* _Excerpted data_
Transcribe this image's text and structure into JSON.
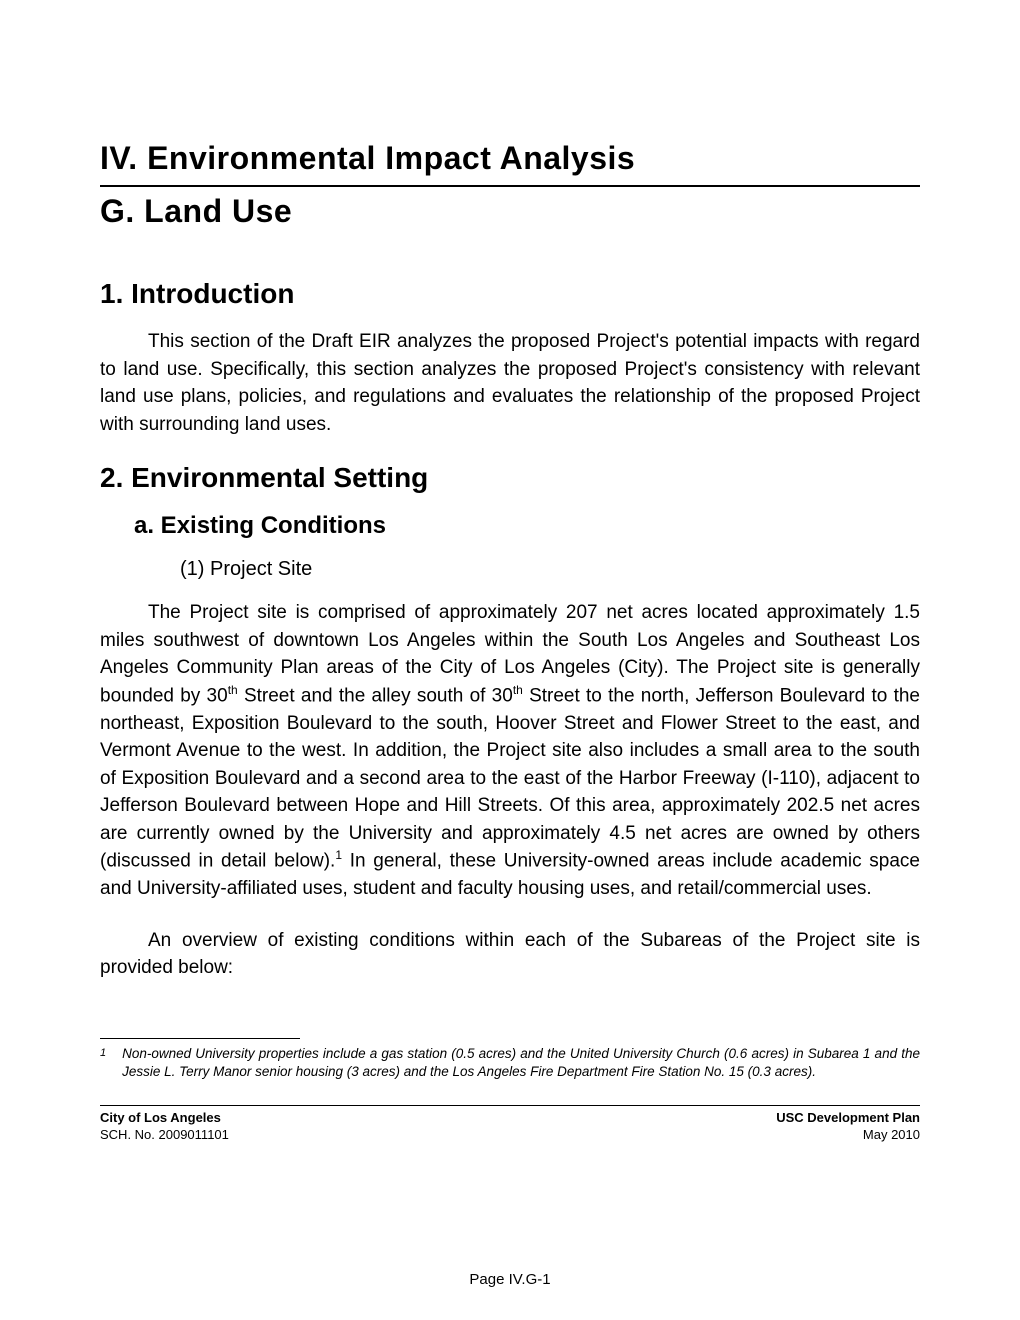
{
  "header": {
    "title_main": "IV.  Environmental Impact Analysis",
    "title_sub": "G.   Land Use"
  },
  "sections": {
    "intro_heading": "1.  Introduction",
    "intro_para": "This section of the Draft EIR analyzes the proposed Project's potential impacts with regard to land use.  Specifically, this section analyzes the proposed Project's consistency with relevant land use plans, policies, and regulations and evaluates the relationship of the proposed Project with surrounding land uses.",
    "env_heading": "2.  Environmental Setting",
    "existing_heading": "a.  Existing Conditions",
    "project_site_heading": "(1)  Project Site",
    "project_site_para1_before30a": "The Project site is comprised of approximately 207 net acres located approximately 1.5 miles southwest of downtown Los Angeles within the South Los Angeles and Southeast Los Angeles Community Plan areas of the City of Los Angeles (City).  The Project site is generally bounded by 30",
    "project_site_para1_between30": " Street and the alley south of 30",
    "project_site_para1_after30b": " Street to the north, Jefferson Boulevard to the northeast, Exposition Boulevard to the south, Hoover Street and Flower Street to the east, and Vermont Avenue to the west.  In addition, the Project site also includes a small area to the south of Exposition Boulevard and a second area to the east of the Harbor Freeway (I-110), adjacent to Jefferson Boulevard between Hope and Hill Streets.  Of this area, approximately 202.5 net acres are currently owned by the University and approximately 4.5 net acres are owned by others (discussed in detail below).",
    "project_site_para1_afterfn": "  In general, these University-owned areas include academic space and University-affiliated uses, student and faculty housing uses, and retail/commercial uses.",
    "project_site_para2": "An overview of existing conditions within each of the Subareas of the Project site is provided below:",
    "th_sup": "th",
    "fn_sup": "1"
  },
  "footnote": {
    "num": "1",
    "text": "Non-owned University properties include a gas station (0.5 acres) and the United University Church (0.6 acres) in Subarea 1 and the Jessie L. Terry Manor senior housing (3 acres) and the Los Angeles Fire Department Fire Station No. 15 (0.3 acres)."
  },
  "footer": {
    "left_bold": "City of Los Angeles",
    "left_plain": "SCH. No. 2009011101",
    "right_bold": "USC Development Plan",
    "right_plain": "May 2010",
    "page_number": "Page IV.G-1"
  }
}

* _What the task asks_
Quote every line of the records above exactly; no picture is to be copied.

* _Result of this task_
Transcribe this image's text and structure into JSON.
{
  "header": {
    "title_main": "IV.  Environmental Impact Analysis",
    "title_sub": "G.   Land Use"
  },
  "sections": {
    "intro_heading": "1.  Introduction",
    "intro_para": "This section of the Draft EIR analyzes the proposed Project's potential impacts with regard to land use.  Specifically, this section analyzes the proposed Project's consistency with relevant land use plans, policies, and regulations and evaluates the relationship of the proposed Project with surrounding land uses.",
    "env_heading": "2.  Environmental Setting",
    "existing_heading": "a.  Existing Conditions",
    "project_site_heading": "(1)  Project Site",
    "project_site_para1_before30a": "The Project site is comprised of approximately 207 net acres located approximately 1.5 miles southwest of downtown Los Angeles within the South Los Angeles and Southeast Los Angeles Community Plan areas of the City of Los Angeles (City).  The Project site is generally bounded by 30",
    "project_site_para1_between30": " Street and the alley south of 30",
    "project_site_para1_after30b": " Street to the north, Jefferson Boulevard to the northeast, Exposition Boulevard to the south, Hoover Street and Flower Street to the east, and Vermont Avenue to the west.  In addition, the Project site also includes a small area to the south of Exposition Boulevard and a second area to the east of the Harbor Freeway (I-110), adjacent to Jefferson Boulevard between Hope and Hill Streets.  Of this area, approximately 202.5 net acres are currently owned by the University and approximately 4.5 net acres are owned by others (discussed in detail below).",
    "project_site_para1_afterfn": "  In general, these University-owned areas include academic space and University-affiliated uses, student and faculty housing uses, and retail/commercial uses.",
    "project_site_para2": "An overview of existing conditions within each of the Subareas of the Project site is provided below:",
    "th_sup": "th",
    "fn_sup": "1"
  },
  "footnote": {
    "num": "1",
    "text": "Non-owned University properties include a gas station (0.5 acres) and the United University Church (0.6 acres) in Subarea 1 and the Jessie L. Terry Manor senior housing (3 acres) and the Los Angeles Fire Department Fire Station No. 15 (0.3 acres)."
  },
  "footer": {
    "left_bold": "City of Los Angeles",
    "left_plain": "SCH. No. 2009011101",
    "right_bold": "USC Development Plan",
    "right_plain": "May 2010",
    "page_number": "Page IV.G-1"
  }
}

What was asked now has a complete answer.